TASK TO CARRY OUT
Pictures aside, repeat every entry exactly.

— START SOURCE DATA —

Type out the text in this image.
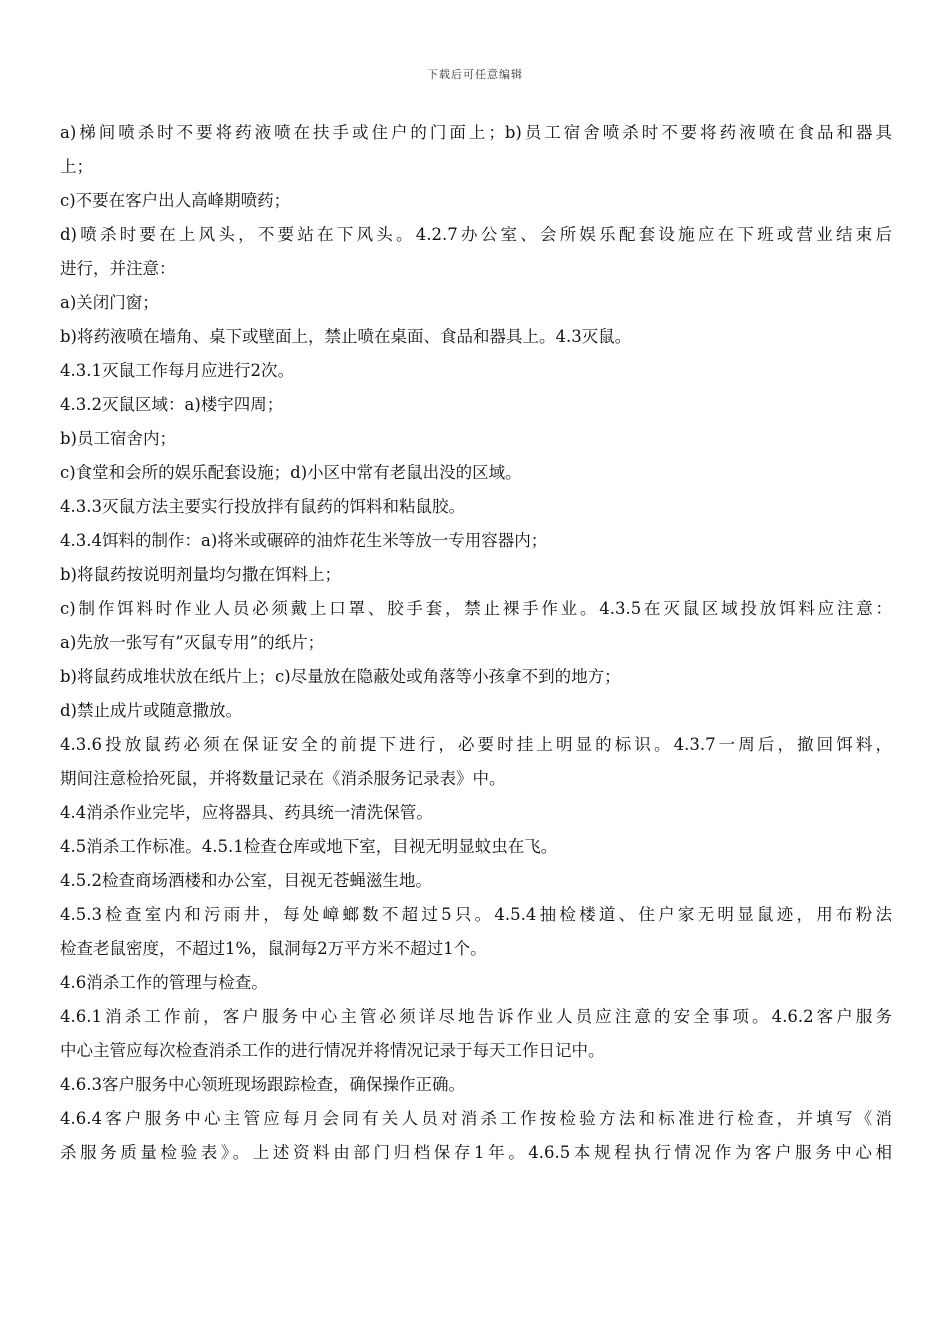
下载后可任意编辑
a)梯间喷杀时不要将药液喷在扶手或住户的门面上；b)员工宿舍喷杀时不要将药液喷在食品和器具
上；
c)不要在客户出人高峰期喷药；
d)喷杀时要在上风头，不要站在下风头。4.2.7办公室、会所娱乐配套设施应在下班或营业结束后
进行，并注意：
a)关闭门窗；
b)将药液喷在墙角、桌下或壁面上，禁止喷在桌面、食品和器具上。4.3灭鼠。
4.3.1灭鼠工作每月应进行2次。
4.3.2灭鼠区域：a)楼宇四周；
b)员工宿舍内；
c)食堂和会所的娱乐配套设施；d)小区中常有老鼠出没的区域。
4.3.3灭鼠方法主要实行投放拌有鼠药的饵料和粘鼠胶。
4.3.4饵料的制作：a)将米或碾碎的油炸花生米等放一专用容器内；
b)将鼠药按说明剂量均匀撒在饵料上；
c)制作饵料时作业人员必须戴上口罩、胶手套，禁止裸手作业。4.3.5在灭鼠区域投放饵料应注意：
a)先放一张写有”灭鼠专用”的纸片；
b)将鼠药成堆状放在纸片上；c)尽量放在隐蔽处或角落等小孩拿不到的地方；
d)禁止成片或随意撒放。
4.3.6投放鼠药必须在保证安全的前提下进行，必要时挂上明显的标识。4.3.7一周后，撤回饵料，
期间注意检拾死鼠，并将数量记录在《消杀服务记录表》中。
4.4消杀作业完毕，应将器具、药具统一清洗保管。
4.5消杀工作标准。4.5.1检查仓库或地下室，目视无明显蚊虫在飞。
4.5.2检查商场酒楼和办公室，目视无苍蝇滋生地。
4.5.3检查室内和污雨井，每处嶂螂数不超过5只。4.5.4抽检楼道、住户家无明显鼠迹，用布粉法
检查老鼠密度，不超过1%，鼠洞每2万平方米不超过1个。
4.6消杀工作的管理与检查。
4.6.1消杀工作前，客户服务中心主管必须详尽地告诉作业人员应注意的安全事项。4.6.2客户服务
中心主管应每次检查消杀工作的进行情况并将情况记录于每天工作日记中。
4.6.3客户服务中心领班现场跟踪检查，确保操作正确。
4.6.4客户服务中心主管应每月会同有关人员对消杀工作按检验方法和标准进行检查，并填写《消
杀服务质量检验表》。上述资料由部门归档保存1年。4.6.5本规程执行情况作为客户服务中心相
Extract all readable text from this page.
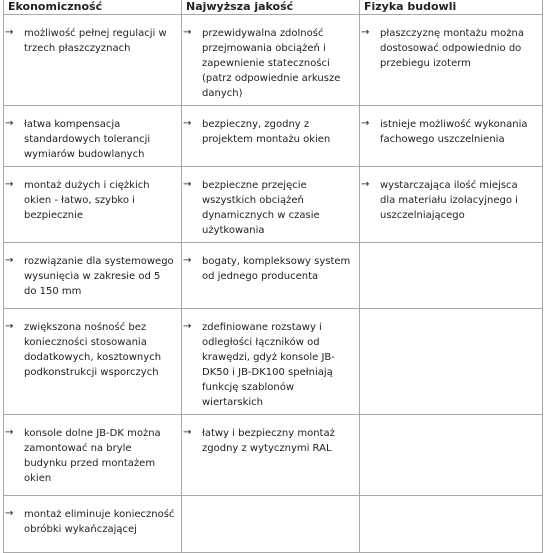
Ekonomiczność	Najwyższa jakość	Fizyka budowli

→ możliwość pełnej regulacji w trzech płaszczyznach	→ przewidywalna zdolność przejmowania obciążeń i zapewnienie stateczności (patrz odpowiednie arkusze danych)	→ płaszczyznę montażu można dostosować odpowiednio do przebiegu izoterm

→ łatwa kompensacja standardowych tolerancji wymiarów budowlanych	→ bezpieczny, zgodny z projektem montażu okien	→ istnieje możliwość wykonania fachowego uszczelnienia

→ montaż dużych i ciężkich okien - łatwo, szybko i bezpiecznie	→ bezpieczne przejęcie wszystkich obciążeń dynamicznych w czasie użytkowania	→ wystarczająca ilość miejsca dla materiału izolacyjnego i uszczelniającego

→ rozwiązanie dla systemowego wysunięcia w zakresie od 5 do 150 mm	→ bogaty, kompleksowy system od jednego producenta	

→ zwiększona nośność bez konieczności stosowania dodatkowych, kosztownych podkonstrukcji wsporczych	→ zdefiniowane rozstawy i odległości łączników od krawędzi, gdyż konsole JB-DK50 i JB-DK100 spełniają funkcję szablonów wiertarskich	

→ konsole dolne JB-DK można zamontować na bryle budynku przed montażem okien	→ łatwy i bezpieczny montaż zgodny z wytycznymi RAL	

→ montaż eliminuje konieczność obróbki wykańczającej		
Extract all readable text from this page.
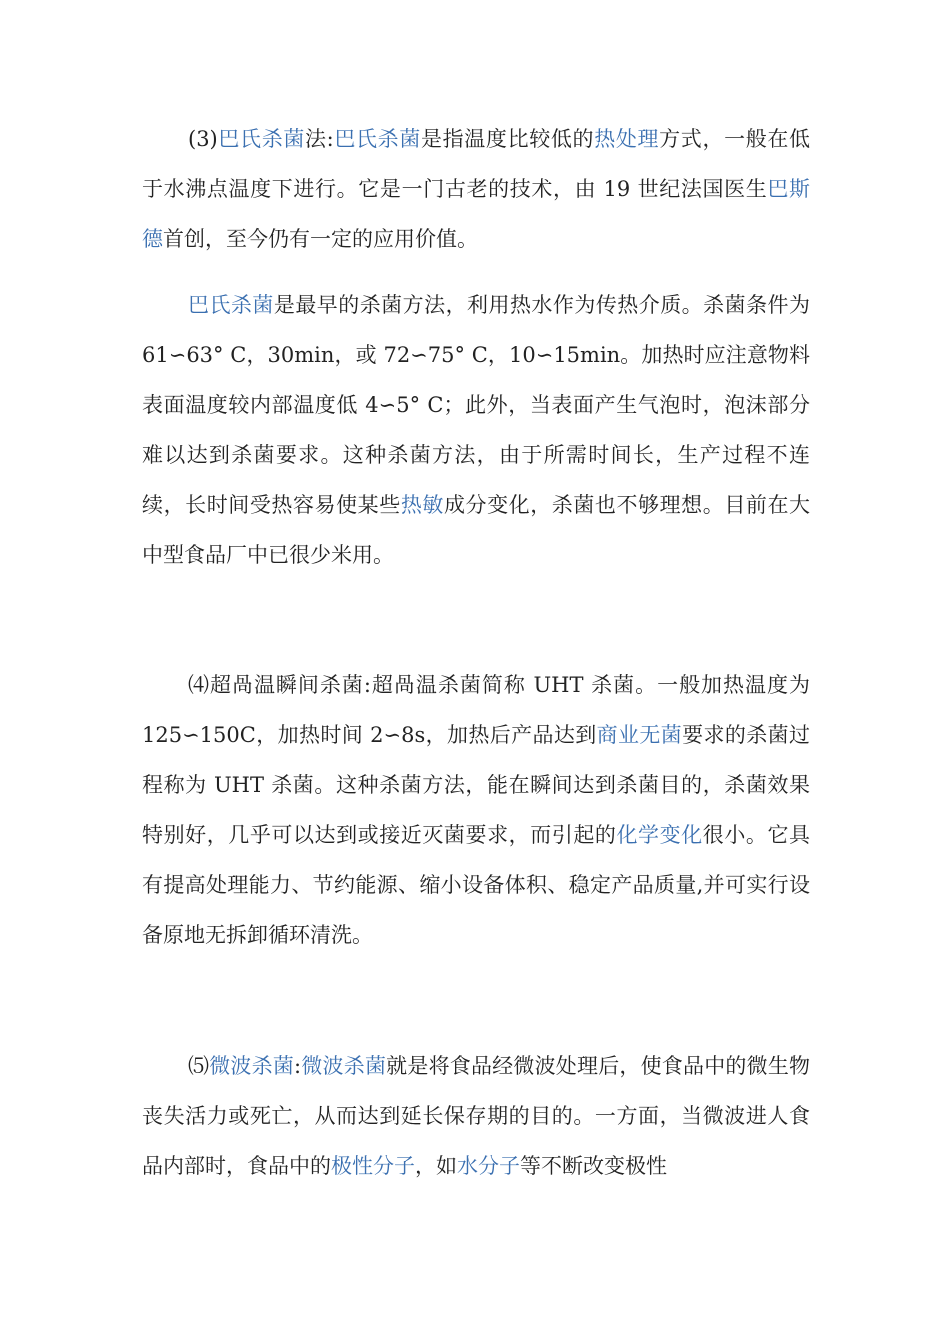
(3)巴氏杀菌法:巴氏杀菌是指温度比较低的热处理方式，一般在低于水沸点温度下进行。它是一门古老的技术，由 19 世纪法国医生巴斯德首创，至今仍有一定的应用价值。

巴氏杀菌是最早的杀菌方法，利用热水作为传热介质。杀菌条件为 61∽63° C，30min，或 72∽75° C，10∽15min。加热时应注意物料表面温度较内部温度低 4∽5° C；此外，当表面产生气泡时，泡沫部分难以达到杀菌要求。这种杀菌方法，由于所需时间长，生产过程不连续，长时间受热容易使某些热敏成分变化，杀菌也不够理想。目前在大中型食品厂中已很少米用。

⑷超咼温瞬间杀菌:超咼温杀菌简称 UHT 杀菌。一般加热温度为 125∽150C，加热时间 2∽8s，加热后产品达到商业无菌要求的杀菌过程称为 UHT 杀菌。这种杀菌方法，能在瞬间达到杀菌目的，杀菌效果特别好，几乎可以达到或接近灭菌要求，而引起的化学变化很小。它具有提高处理能力、节约能源、缩小设备体积、稳定产品质量,并可实行设备原地无拆卸循环清洗。

⑸微波杀菌:微波杀菌就是将食品经微波处理后，使食品中的微生物丧失活力或死亡，从而达到延长保存期的目的。一方面，当微波进人食品内部时，食品中的极性分子，如水分子等不断改变极性
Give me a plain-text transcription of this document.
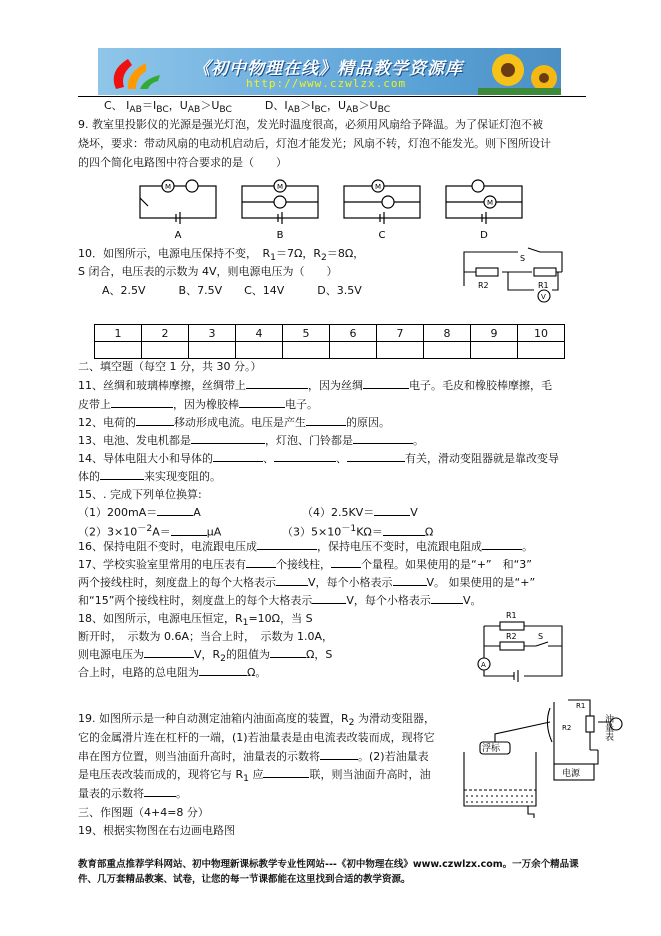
《初中物理在线》精品教学资源库
http://www.czwlzx.com
C、 $I_{AB}=I_{BC}$，$U_{AB}>U_{BC}$　　　D、$I_{AB}>I_{BC}$，$U_{AB}>U_{BC}$
9. 教室里投影仪的光源是强光灯泡，发光时温度很高，必须用风扇给予降温。为了保证灯泡不被
烧坏，要求：带动风扇的电动机启动后，灯泡才能发光；风扇不转，灯泡不能发光。则下图所设计
的四个简化电路图中符合要求的是（　　）
M	M	M
M
A	B	C	D
10．如图所示，电源电压保持不变，　$R_1=7\Omega$，$R_2=8\Omega$，
S 闭合，电压表的示数为 4V，则电源电压为（　　）
A、2.5V　　　B、7.5V　　C、14V　　　D、3.5V
S
R2	R1
V
1	2	3	4	5	6	7	8	9	10

二、填空题（每空 1 分，共 30 分。）
11、丝绸和玻璃棒摩擦，丝绸带上	，因为丝绸	电子。毛皮和橡胶棒摩擦，毛
皮带上	，因为橡胶棒	电子。
12、电荷的	移动形成电流。电压是产生	的原因。
13、电池、发电机都是	，灯泡、门铃都是	。
14、导体电阻大小和导体的	、	、	有关，滑动变阻器就是靠改变导
体的	来实现变阻的。
15、. 完成下列单位换算:
（1）200mA＝	A	（4）2.5KV＝	V
$(2)3\times 10^{-2}A=$	μA	$(3)5\times 10^{-1}K\Omega=$	Ω
16、保持电阻不变时，电流跟电压成	，保持电压不变时，电流跟电阻成	。
17、学校实验室里常用的电压表有	个接线柱，	个量程。如果使用的是“+”　和“3”
两个接线柱时，刻度盘上的每个大格表示	V，每个小格表示	V。 如果使用的是“+”
和“15”两个接线柱时，刻度盘上的每个大格表示	V，每个小格表示	V。
18、如图所示，电源电压恒定，$R_1=10\Omega$，当 S
断开时，　示数为 0.6A；当合上时，　示数为 1.0A，
则电源电压为	V，$R_2$的阻值为	Ω，S
合上时，电路的总电阻为	Ω。
R1
R2	S
A
19. 如图所示是一种自动测定油箱内油面高度的装置，$R_2$ 为滑动变阻器，
它的金属滑片连在杠杆的一端，(1)若油量表是由电流表改装而成，现将它
串在图方位置，则当油面升高时，油量表的示数将	。(2)若油量表
是电压表改装而成的，现将它与 $R_1$ 应	联，则当油面升高时，油
量表的示数将	。
三、作图题（4+4=8 分）
19、根据实物图在右边画电路图
浮标
电源
R1
R2	油量表
教育部重点推荐学科网站、初中物理新课标教学专业性网站---《初中物理在线》www.czwlzx.com。一万余个精品课
件、几万套精品教案、试卷，让您的每一节课都能在这里找到合适的教学资源。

— END SOURCE DATA —

COMPLETE OUTPUT
Type out the text in this image.
下载后可任意编辑
a)梯间喷杀时不要将药液喷在扶手或住户的门面上；b)员工宿舍喷杀时不要将药液喷在食品和器具
上；
c)不要在客户出人高峰期喷药；
d)喷杀时要在上风头，不要站在下风头。4.2.7办公室、会所娱乐配套设施应在下班或营业结束后
进行，并注意：
a)关闭门窗；
b)将药液喷在墙角、桌下或壁面上，禁止喷在桌面、食品和器具上。4.3灭鼠。
4.3.1灭鼠工作每月应进行2次。
4.3.2灭鼠区域：a)楼宇四周；
b)员工宿舍内；
c)食堂和会所的娱乐配套设施；d)小区中常有老鼠出没的区域。
4.3.3灭鼠方法主要实行投放拌有鼠药的饵料和粘鼠胶。
4.3.4饵料的制作：a)将米或碾碎的油炸花生米等放一专用容器内；
b)将鼠药按说明剂量均匀撒在饵料上；
c)制作饵料时作业人员必须戴上口罩、胶手套，禁止裸手作业。4.3.5在灭鼠区域投放饵料应注意：
a)先放一张写有”灭鼠专用”的纸片；
b)将鼠药成堆状放在纸片上；c)尽量放在隐蔽处或角落等小孩拿不到的地方；
d)禁止成片或随意撒放。
4.3.6投放鼠药必须在保证安全的前提下进行，必要时挂上明显的标识。4.3.7一周后，撤回饵料，
期间注意检拾死鼠，并将数量记录在《消杀服务记录表》中。
4.4消杀作业完毕，应将器具、药具统一清洗保管。
4.5消杀工作标准。4.5.1检查仓库或地下室，目视无明显蚊虫在飞。
4.5.2检查商场酒楼和办公室，目视无苍蝇滋生地。
4.5.3检查室内和污雨井，每处嶂螂数不超过5只。4.5.4抽检楼道、住户家无明显鼠迹，用布粉法
检查老鼠密度，不超过1%，鼠洞每2万平方米不超过1个。
4.6消杀工作的管理与检查。
4.6.1消杀工作前，客户服务中心主管必须详尽地告诉作业人员应注意的安全事项。4.6.2客户服务
中心主管应每次检查消杀工作的进行情况并将情况记录于每天工作日记中。
4.6.3客户服务中心领班现场跟踪检查，确保操作正确。
4.6.4客户服务中心主管应每月会同有关人员对消杀工作按检验方法和标准进行检查，并填写《消
杀服务质量检验表》。上述资料由部门归档保存1年。4.6.5本规程执行情况作为客户服务中心相
Extract all readable text from this page.
Ekonomiczność	Najwyższa jakość	Fizyka budowli

→ możliwość pełnej regulacji w trzech płaszczyznach	→ przewidywalna zdolność przejmowania obciążeń i zapewnienie stateczności (patrz odpowiednie arkusze danych)	→ płaszczyznę montażu można dostosować odpowiednio do przebiegu izoterm

→ łatwa kompensacja standardowych tolerancji wymiarów budowlanych	→ bezpieczny, zgodny z projektem montażu okien	→ istnieje możliwość wykonania fachowego uszczelnienia

→ montaż dużych i ciężkich okien - łatwo, szybko i bezpiecznie	→ bezpieczne przejęcie wszystkich obciążeń dynamicznych w czasie użytkowania	→ wystarczająca ilość miejsca dla materiału izolacyjnego i uszczelniającego

→ rozwiązanie dla systemowego wysunięcia w zakresie od 5 do 150 mm	→ bogaty, kompleksowy system od jednego producenta	

→ zwiększona nośność bez konieczności stosowania dodatkowych, kosztownych podkonstrukcji wsporczych	→ zdefiniowane rozstawy i odległości łączników od krawędzi, gdyż konsole JB-DK50 i JB-DK100 spełniają funkcję szablonów wiertarskich	

→ konsole dolne JB-DK można zamontować na bryle budynku przed montażem okien	→ łatwy i bezpieczny montaż zgodny z wytycznymi RAL	

→ montaż eliminuje konieczność obróbki wykańczającej		
Extract all readable text from this page.
(3)巴氏杀菌法:巴氏杀菌是指温度比较低的热处理方式，一般在低于水沸点温度下进行。它是一门古老的技术，由 19 世纪法国医生巴斯德首创，至今仍有一定的应用价值。

巴氏杀菌是最早的杀菌方法，利用热水作为传热介质。杀菌条件为 61∽63° C，30min，或 72∽75° C，10∽15min。加热时应注意物料表面温度较内部温度低 4∽5° C；此外，当表面产生气泡时，泡沫部分难以达到杀菌要求。这种杀菌方法，由于所需时间长，生产过程不连续，长时间受热容易使某些热敏成分变化，杀菌也不够理想。目前在大中型食品厂中已很少米用。

⑷超咼温瞬间杀菌:超咼温杀菌简称 UHT 杀菌。一般加热温度为 125∽150C，加热时间 2∽8s，加热后产品达到商业无菌要求的杀菌过程称为 UHT 杀菌。这种杀菌方法，能在瞬间达到杀菌目的，杀菌效果特别好，几乎可以达到或接近灭菌要求，而引起的化学变化很小。它具有提高处理能力、节约能源、缩小设备体积、稳定产品质量,并可实行设备原地无拆卸循环清洗。

⑸微波杀菌:微波杀菌就是将食品经微波处理后，使食品中的微生物丧失活力或死亡，从而达到延长保存期的目的。一方面，当微波进人食品内部时，食品中的极性分子，如水分子等不断改变极性
Give me a plain-text transcription of this document.
《初中物理在线》精品教学资源库
http://www.czwlzx.com
C、 $I_{AB}=I_{BC}$，$U_{AB}>U_{BC}$　　　D、$I_{AB}>I_{BC}$，$U_{AB}>U_{BC}$
9. 教室里投影仪的光源是强光灯泡，发光时温度很高，必须用风扇给予降温。为了保证灯泡不被
烧坏，要求：带动风扇的电动机启动后，灯泡才能发光；风扇不转，灯泡不能发光。则下图所设计
的四个简化电路图中符合要求的是（　　）
M	M	M
M
A	B	C	D
10．如图所示，电源电压保持不变，　$R_1=7\Omega$，$R_2=8\Omega$，
S 闭合，电压表的示数为 4V，则电源电压为（　　）
A、2.5V　　　B、7.5V　　C、14V　　　D、3.5V
S
R2	R1
V
1	2	3	4	5	6	7	8	9	10

二、填空题（每空 1 分，共 30 分。）
11、丝绸和玻璃棒摩擦，丝绸带上	，因为丝绸	电子。毛皮和橡胶棒摩擦，毛
皮带上	，因为橡胶棒	电子。
12、电荷的	移动形成电流。电压是产生	的原因。
13、电池、发电机都是	，灯泡、门铃都是	。
14、导体电阻大小和导体的	、	、	有关，滑动变阻器就是靠改变导
体的	来实现变阻的。
15、. 完成下列单位换算:
（1）200mA＝	A	（4）2.5KV＝	V
$(2)3\times 10^{-2}A=$	μA	$(3)5\times 10^{-1}K\Omega=$	Ω
16、保持电阻不变时，电流跟电压成	，保持电压不变时，电流跟电阻成	。
17、学校实验室里常用的电压表有	个接线柱，	个量程。如果使用的是“+”　和“3”
两个接线柱时，刻度盘上的每个大格表示	V，每个小格表示	V。 如果使用的是“+”
和“15”两个接线柱时，刻度盘上的每个大格表示	V，每个小格表示	V。
18、如图所示，电源电压恒定，$R_1=10\Omega$，当 S
断开时，　示数为 0.6A；当合上时，　示数为 1.0A，
则电源电压为	V，$R_2$的阻值为	Ω，S
合上时，电路的总电阻为	Ω。
R1
R2	S
A
19. 如图所示是一种自动测定油箱内油面高度的装置，$R_2$ 为滑动变阻器，
它的金属滑片连在杠杆的一端，(1)若油量表是由电流表改装而成，现将它
串在图方位置，则当油面升高时，油量表的示数将	。(2)若油量表
是电压表改装而成的，现将它与 $R_1$ 应	联，则当油面升高时，油
量表的示数将	。
三、作图题（4+4=8 分）
19、根据实物图在右边画电路图
浮标
电源
R1
R2	油量表
教育部重点推荐学科网站、初中物理新课标教学专业性网站---《初中物理在线》www.czwlzx.com。一万余个精品课
件、几万套精品教案、试卷，让您的每一节课都能在这里找到合适的教学资源。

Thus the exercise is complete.